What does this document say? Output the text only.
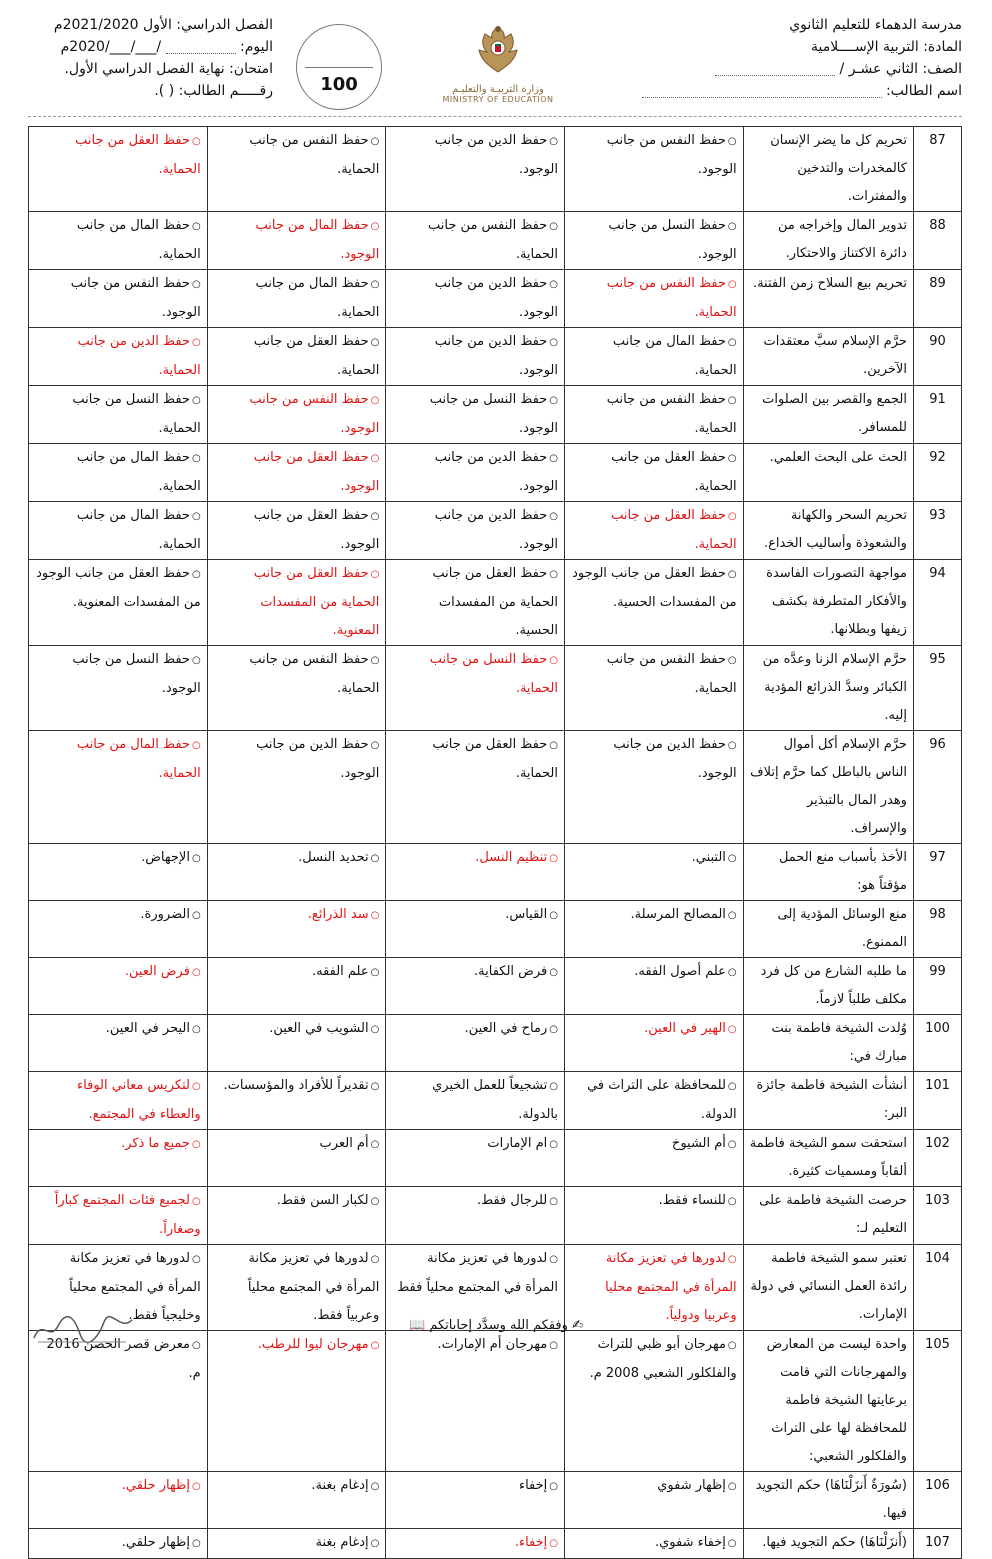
مدرسة الدهماء للتعليم الثانوي
المادة: التربية الإســــلامية
الصف: الثاني عشـر /
اسم الطالب:
وزارة التربيـة والتعليـم
MINISTRY OF EDUCATION
100
الفصل الدراسي: الأول 2021/2020م
اليوم:  /___/___/2020م
امتحان: نهاية الفصل الدراسي الأول.
رقـــــم الطالب: ( ).
87	تحريم كل ما يضر الإنسان كالمخدرات والتدخين والمفترات.	○حفظ النفس من جانب الوجود.	○حفظ الدين من جانب الوجود.	○حفظ النفس من جانب الحماية.	○حفظ العقل من جانب الحماية.
88	تدوير المال وإخراجه من دائرة الاكتناز والاحتكار.	○حفظ النسل من جانب الوجود.	○حفظ النفس من جانب الحماية.	○حفظ المال من جانب الوجود.	○حفظ المال من جانب الحماية.
89	تحريم بيع السلاح زمن الفتنة.	○حفظ النفس من جانب الحماية.	○حفظ الدين من جانب الوجود.	○حفظ المال من جانب الحماية.	○حفظ النفس من جانب الوجود.
90	حرَّم الإسلام سبَّ معتقدات الآخرين.	○حفظ المال من جانب الحماية.	○حفظ الدين من جانب الوجود.	○حفظ العقل من جانب الحماية.	○حفظ الدين من جانب الحماية.
91	الجمع والقصر بين الصلوات للمسافر.	○حفظ النفس من جانب الحماية.	○حفظ النسل من جانب الوجود.	○حفظ النفس من جانب الوجود.	○حفظ النسل من جانب الحماية.
92	الحث على البحث العلمي.	○حفظ العقل من جانب الحماية.	○حفظ الدين من جانب الوجود.	○حفظ العقل من جانب الوجود.	○حفظ المال من جانب الحماية.
93	تحريم السحر والكهانة والشعوذة وأساليب الخداع.	○حفظ العقل من جانب الحماية.	○حفظ الدين من جانب الوجود.	○حفظ العقل من جانب الوجود.	○حفظ المال من جانب الحماية.
94	مواجهة التصورات الفاسدة والأفكار المتطرفة بكشف زيفها وبطلانها.	○حفظ العقل من جانب الوجود من المفسدات الحسية.	○حفظ العقل من جانب الحماية من المفسدات الحسية.	○حفظ العقل من جانب الحماية من المفسدات المعنوية.	○حفظ العقل من جانب الوجود من المفسدات المعنوية.
95	حرَّم الإسلام الزنا وعدَّه من الكبائر وسدَّ الذرائع المؤدية إليه.	○حفظ النفس من جانب الحماية.	○حفظ النسل من جانب الحماية.	○حفظ النفس من جانب الحماية.	○حفظ النسل من جانب الوجود.
96	حرَّم الإسلام أكل أموال الناس بالباطل كما حرَّم إتلاف وهدر المال بالتبذير والإسراف.	○حفظ الدين من جانب الوجود.	○حفظ العقل من جانب الحماية.	○حفظ الدين من جانب الوجود.	○حفظ المال من جانب الحماية.
97	الأخذ بأسباب منع الحمل مؤقتاً هو:	○التبني.	○تنظيم النسل.	○تحديد النسل.	○الإجهاض.
98	منع الوسائل المؤدية إلى الممنوع.	○المصالح المرسلة.	○القياس.	○سد الذرائع.	○الضرورة.
99	ما طلبه الشارع من كل فرد مكلف طلباً لازماً.	○علم أصول الفقه.	○فرض الكفاية.	○علم الفقه.	○فرض العين.
100	وُلدت الشيخة فاطمة بنت مبارك في:	○الهير في العين.	○رماح في العين.	○الشويب في العين.	○اليحر في العين.
101	أنشأت الشيخة فاطمة جائزة البر:	○للمحافظة على التراث في الدولة.	○تشجيعاً للعمل الخيري بالدولة.	○تقديراً للأفراد والمؤسسات.	○لتكريس معاني الوفاء والعطاء في المجتمع.
102	استحقت سمو الشيخة فاطمة ألقاباً ومسميات كثيرة.	○أم الشيوخ	○ام الإمارات	○أم العرب	○جميع ما ذكر.
103	حرصت الشيخة فاطمة على التعليم لـ:	○للنساء فقط.	○للرجال فقط.	○لكبار السن فقط.	○لجميع فئات المجتمع كباراً وصغاراً.
104	تعتبر سمو الشيخة فاطمة رائدة العمل النسائي في دولة الإمارات.	○لدورها في تعزيز مكانة المرأة في المجتمع محليا وعربيا ودولياً.	○لدورها في تعزيز مكانة المرأة في المجتمع محلياً فقط	○لدورها في تعزيز مكانة المرأة في المجتمع محلياً وعربياً فقط.	○لدورها في تعزيز مكانة المرأة في المجتمع محلياً وخليجياً فقط.
105	واحدة ليست من المعارض والمهرجانات التي قامت برعايتها الشيخة فاطمة للمحافظة لها على التراث والفلكلور الشعبي:	○مهرجان أبو ظبي للتراث والفلكلور الشعبي 2008 م.	○مهرجان أم الإمارات.	○مهرجان ليوا للرطب.	○معرض قصر الحصن 2016 م.
106	(سُورَةٌ أَنزَلْنَاهَا) حكم التجويد فيها.	○إظهار شفوي	○إخفاء	○إدغام بغنة.	○إظهار حلقي.
107	(أَنزَلْنَاهَا) حكم التجويد فيها.	○إخفاء شفوي.	○إخفاء.	○إدغام بغنة	○إظهار حلقي.
✍ وفقكم الله وسدَّد إجاباتكم 📖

◆ ◆ ◆ ◆ ◆

- [Task requirements] Reproduce the entries above without change, omitting all pictures.

- [Reply]
What does this document say? Output the text only.
مدرسة الدهماء للتعليم الثانوي
المادة: التربية الإســــلامية
الصف: الثاني عشـر /
اسم الطالب:
وزارة التربيـة والتعليـم
MINISTRY OF EDUCATION
100
الفصل الدراسي: الأول 2021/2020م
اليوم:  /___/___/2020م
امتحان: نهاية الفصل الدراسي الأول.
رقـــــم الطالب: ( ).
87	تحريم كل ما يضر الإنسان كالمخدرات والتدخين والمفترات.	○حفظ النفس من جانب الوجود.	○حفظ الدين من جانب الوجود.	○حفظ النفس من جانب الحماية.	○حفظ العقل من جانب الحماية.
88	تدوير المال وإخراجه من دائرة الاكتناز والاحتكار.	○حفظ النسل من جانب الوجود.	○حفظ النفس من جانب الحماية.	○حفظ المال من جانب الوجود.	○حفظ المال من جانب الحماية.
89	تحريم بيع السلاح زمن الفتنة.	○حفظ النفس من جانب الحماية.	○حفظ الدين من جانب الوجود.	○حفظ المال من جانب الحماية.	○حفظ النفس من جانب الوجود.
90	حرَّم الإسلام سبَّ معتقدات الآخرين.	○حفظ المال من جانب الحماية.	○حفظ الدين من جانب الوجود.	○حفظ العقل من جانب الحماية.	○حفظ الدين من جانب الحماية.
91	الجمع والقصر بين الصلوات للمسافر.	○حفظ النفس من جانب الحماية.	○حفظ النسل من جانب الوجود.	○حفظ النفس من جانب الوجود.	○حفظ النسل من جانب الحماية.
92	الحث على البحث العلمي.	○حفظ العقل من جانب الحماية.	○حفظ الدين من جانب الوجود.	○حفظ العقل من جانب الوجود.	○حفظ المال من جانب الحماية.
93	تحريم السحر والكهانة والشعوذة وأساليب الخداع.	○حفظ العقل من جانب الحماية.	○حفظ الدين من جانب الوجود.	○حفظ العقل من جانب الوجود.	○حفظ المال من جانب الحماية.
94	مواجهة التصورات الفاسدة والأفكار المتطرفة بكشف زيفها وبطلانها.	○حفظ العقل من جانب الوجود من المفسدات الحسية.	○حفظ العقل من جانب الحماية من المفسدات الحسية.	○حفظ العقل من جانب الحماية من المفسدات المعنوية.	○حفظ العقل من جانب الوجود من المفسدات المعنوية.
95	حرَّم الإسلام الزنا وعدَّه من الكبائر وسدَّ الذرائع المؤدية إليه.	○حفظ النفس من جانب الحماية.	○حفظ النسل من جانب الحماية.	○حفظ النفس من جانب الحماية.	○حفظ النسل من جانب الوجود.
96	حرَّم الإسلام أكل أموال الناس بالباطل كما حرَّم إتلاف وهدر المال بالتبذير والإسراف.	○حفظ الدين من جانب الوجود.	○حفظ العقل من جانب الحماية.	○حفظ الدين من جانب الوجود.	○حفظ المال من جانب الحماية.
97	الأخذ بأسباب منع الحمل مؤقتاً هو:	○التبني.	○تنظيم النسل.	○تحديد النسل.	○الإجهاض.
98	منع الوسائل المؤدية إلى الممنوع.	○المصالح المرسلة.	○القياس.	○سد الذرائع.	○الضرورة.
99	ما طلبه الشارع من كل فرد مكلف طلباً لازماً.	○علم أصول الفقه.	○فرض الكفاية.	○علم الفقه.	○فرض العين.
100	وُلدت الشيخة فاطمة بنت مبارك في:	○الهير في العين.	○رماح في العين.	○الشويب في العين.	○اليحر في العين.
101	أنشأت الشيخة فاطمة جائزة البر:	○للمحافظة على التراث في الدولة.	○تشجيعاً للعمل الخيري بالدولة.	○تقديراً للأفراد والمؤسسات.	○لتكريس معاني الوفاء والعطاء في المجتمع.
102	استحقت سمو الشيخة فاطمة ألقاباً ومسميات كثيرة.	○أم الشيوخ	○ام الإمارات	○أم العرب	○جميع ما ذكر.
103	حرصت الشيخة فاطمة على التعليم لـ:	○للنساء فقط.	○للرجال فقط.	○لكبار السن فقط.	○لجميع فئات المجتمع كباراً وصغاراً.
104	تعتبر سمو الشيخة فاطمة رائدة العمل النسائي في دولة الإمارات.	○لدورها في تعزيز مكانة المرأة في المجتمع محليا وعربيا ودولياً.	○لدورها في تعزيز مكانة المرأة في المجتمع محلياً فقط	○لدورها في تعزيز مكانة المرأة في المجتمع محلياً وعربياً فقط.	○لدورها في تعزيز مكانة المرأة في المجتمع محلياً وخليجياً فقط.
105	واحدة ليست من المعارض والمهرجانات التي قامت برعايتها الشيخة فاطمة للمحافظة لها على التراث والفلكلور الشعبي:	○مهرجان أبو ظبي للتراث والفلكلور الشعبي 2008 م.	○مهرجان أم الإمارات.	○مهرجان ليوا للرطب.	○معرض قصر الحصن 2016 م.
106	(سُورَةٌ أَنزَلْنَاهَا) حكم التجويد فيها.	○إظهار شفوي	○إخفاء	○إدغام بغنة.	○إظهار حلقي.
107	(أَنزَلْنَاهَا) حكم التجويد فيها.	○إخفاء شفوي.	○إخفاء.	○إدغام بغنة	○إظهار حلقي.
✍ وفقكم الله وسدَّد إجاباتكم 📖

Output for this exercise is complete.